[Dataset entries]
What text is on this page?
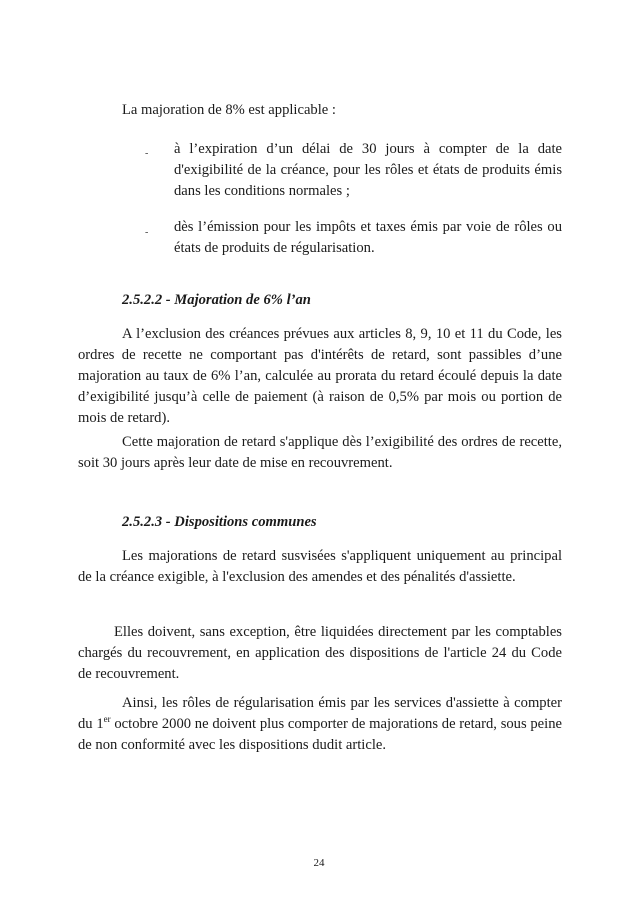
La majoration de 8% est applicable :
-	à l’expiration d’un délai de 30 jours à compter de la date d'exigibilité de la créance, pour les rôles et états de produits émis dans les conditions normales ;
-	dès l’émission pour les impôts et taxes émis par voie de rôles ou états de produits de régularisation.
2.5.2.2 - Majoration de 6% l’an
A l’exclusion des créances prévues aux articles 8, 9, 10 et 11 du Code, les ordres de recette ne comportant pas d'intérêts de retard, sont passibles d’une majoration au taux de 6% l’an, calculée au prorata du retard écoulé depuis la date d’exigibilité jusqu’à celle de paiement (à raison de 0,5% par mois ou portion de mois de retard).
Cette majoration de retard s'applique dès l’exigibilité des ordres de recette, soit 30 jours après leur date de mise en recouvrement.
2.5.2.3 - Dispositions communes
Les majorations de retard susvisées s'appliquent uniquement au principal de la créance exigible, à l'exclusion des amendes et des pénalités d'assiette.
Elles doivent, sans exception, être liquidées directement par les comptables chargés du recouvrement, en application des dispositions de l'article 24 du Code de recouvrement.
Ainsi, les rôles de régularisation émis par les services d'assiette à compter du 1er octobre 2000 ne doivent plus comporter de majorations de retard, sous peine de non conformité avec les dispositions dudit article.
24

#### Description of the task:
Only the number is wanted: how many lines in the preceding entries hold the string "assiette"?

#### Exercise result:
2